=== AVAILABLE DATA ===
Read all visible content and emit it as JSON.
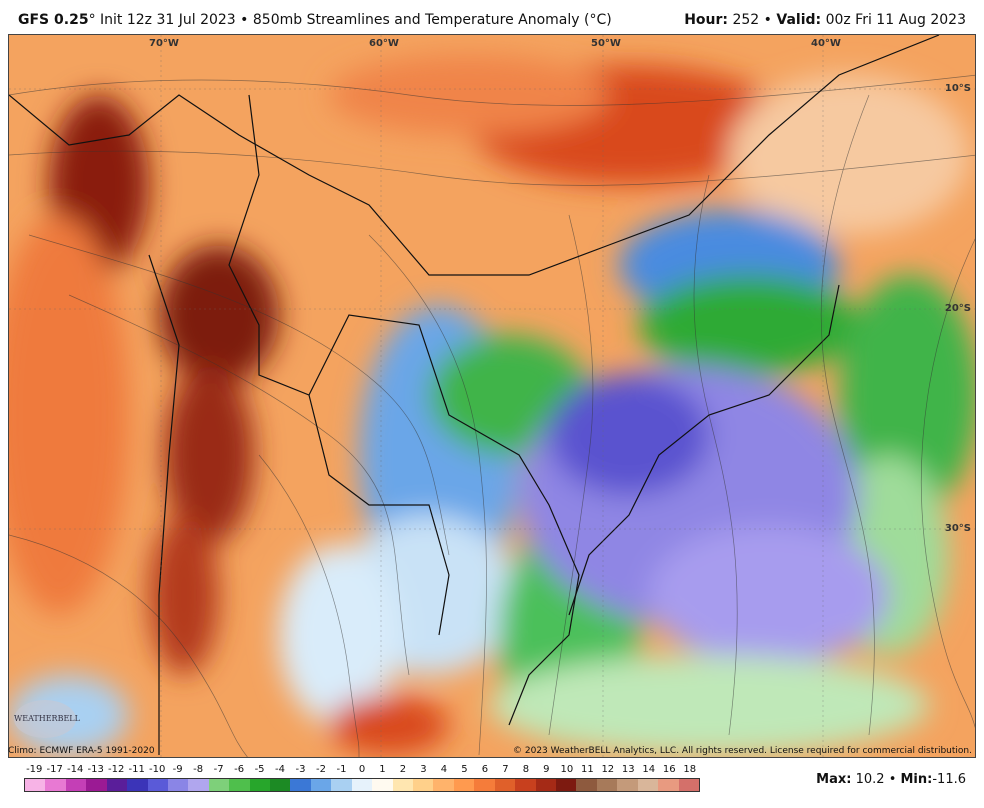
{
  "header": {
    "model": "GFS 0.25",
    "degree": "°",
    "init": "Init 12z 31 Jul 2023",
    "sep": "•",
    "title": "850mb Streamlines and Temperature Anomaly (°C)",
    "hour_label": "Hour:",
    "hour_value": "252",
    "valid_label": "Valid:",
    "valid_value": "00z Fri 11 Aug 2023"
  },
  "map": {
    "lon_labels": [
      "70°W",
      "60°W",
      "50°W",
      "40°W"
    ],
    "lat_labels": [
      "10°S",
      "20°S",
      "30°S"
    ]
  },
  "footer": {
    "climo": "Climo: ECMWF ERA-5 1991-2020",
    "copyright": "© 2023 WeatherBELL Analytics, LLC. All rights reserved. License required for commercial distribution.",
    "logo_text": "WEATHERBELL"
  },
  "colorbar": {
    "labels": [
      "-19",
      "-17",
      "-14",
      "-13",
      "-12",
      "-11",
      "-10",
      "-9",
      "-8",
      "-7",
      "-6",
      "-5",
      "-4",
      "-3",
      "-2",
      "-1",
      "0",
      "1",
      "2",
      "3",
      "4",
      "5",
      "6",
      "7",
      "8",
      "9",
      "10",
      "11",
      "12",
      "13",
      "14",
      "16",
      "18"
    ],
    "colors": [
      "#f7b3e6",
      "#e879d3",
      "#c43fb6",
      "#9b1a94",
      "#5a1e9a",
      "#3b34b8",
      "#5a5ad8",
      "#8a85e6",
      "#b0a6ee",
      "#7ed07a",
      "#4fbf4c",
      "#27a62b",
      "#1c8a24",
      "#3b78d6",
      "#6aa6e8",
      "#a9d0f2",
      "#e6f2fb",
      "#fffaf0",
      "#ffe6b0",
      "#ffd08a",
      "#ffb36b",
      "#ff9a4f",
      "#f57c3a",
      "#e0602a",
      "#c8401e",
      "#a52a16",
      "#7d1a10",
      "#8e5a3e",
      "#a77a5a",
      "#c49a7a",
      "#d9b69a",
      "#e89a80",
      "#d4706a"
    ]
  },
  "stats": {
    "max_label": "Max:",
    "max_value": "10.2",
    "sep": "•",
    "min_label": "Min:",
    "min_value": "-11.6"
  }
}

=== JOB ===
Copy every line of the data exactly as written, excluding the pictures.

=== REPLY ===
Read all visible content and emit it as JSON.
{
  "header": {
    "model": "GFS 0.25",
    "degree": "°",
    "init": "Init 12z 31 Jul 2023",
    "sep": "•",
    "title": "850mb Streamlines and Temperature Anomaly (°C)",
    "hour_label": "Hour:",
    "hour_value": "252",
    "valid_label": "Valid:",
    "valid_value": "00z Fri 11 Aug 2023"
  },
  "map": {
    "lon_labels": [
      "70°W",
      "60°W",
      "50°W",
      "40°W"
    ],
    "lat_labels": [
      "10°S",
      "20°S",
      "30°S"
    ]
  },
  "footer": {
    "climo": "Climo: ECMWF ERA-5 1991-2020",
    "copyright": "© 2023 WeatherBELL Analytics, LLC. All rights reserved. License required for commercial distribution.",
    "logo_text": "WEATHERBELL"
  },
  "colorbar": {
    "labels": [
      "-19",
      "-17",
      "-14",
      "-13",
      "-12",
      "-11",
      "-10",
      "-9",
      "-8",
      "-7",
      "-6",
      "-5",
      "-4",
      "-3",
      "-2",
      "-1",
      "0",
      "1",
      "2",
      "3",
      "4",
      "5",
      "6",
      "7",
      "8",
      "9",
      "10",
      "11",
      "12",
      "13",
      "14",
      "16",
      "18"
    ],
    "colors": [
      "#f7b3e6",
      "#e879d3",
      "#c43fb6",
      "#9b1a94",
      "#5a1e9a",
      "#3b34b8",
      "#5a5ad8",
      "#8a85e6",
      "#b0a6ee",
      "#7ed07a",
      "#4fbf4c",
      "#27a62b",
      "#1c8a24",
      "#3b78d6",
      "#6aa6e8",
      "#a9d0f2",
      "#e6f2fb",
      "#fffaf0",
      "#ffe6b0",
      "#ffd08a",
      "#ffb36b",
      "#ff9a4f",
      "#f57c3a",
      "#e0602a",
      "#c8401e",
      "#a52a16",
      "#7d1a10",
      "#8e5a3e",
      "#a77a5a",
      "#c49a7a",
      "#d9b69a",
      "#e89a80",
      "#d4706a"
    ]
  },
  "stats": {
    "max_label": "Max:",
    "max_value": "10.2",
    "sep": "•",
    "min_label": "Min:",
    "min_value": "-11.6"
  }
}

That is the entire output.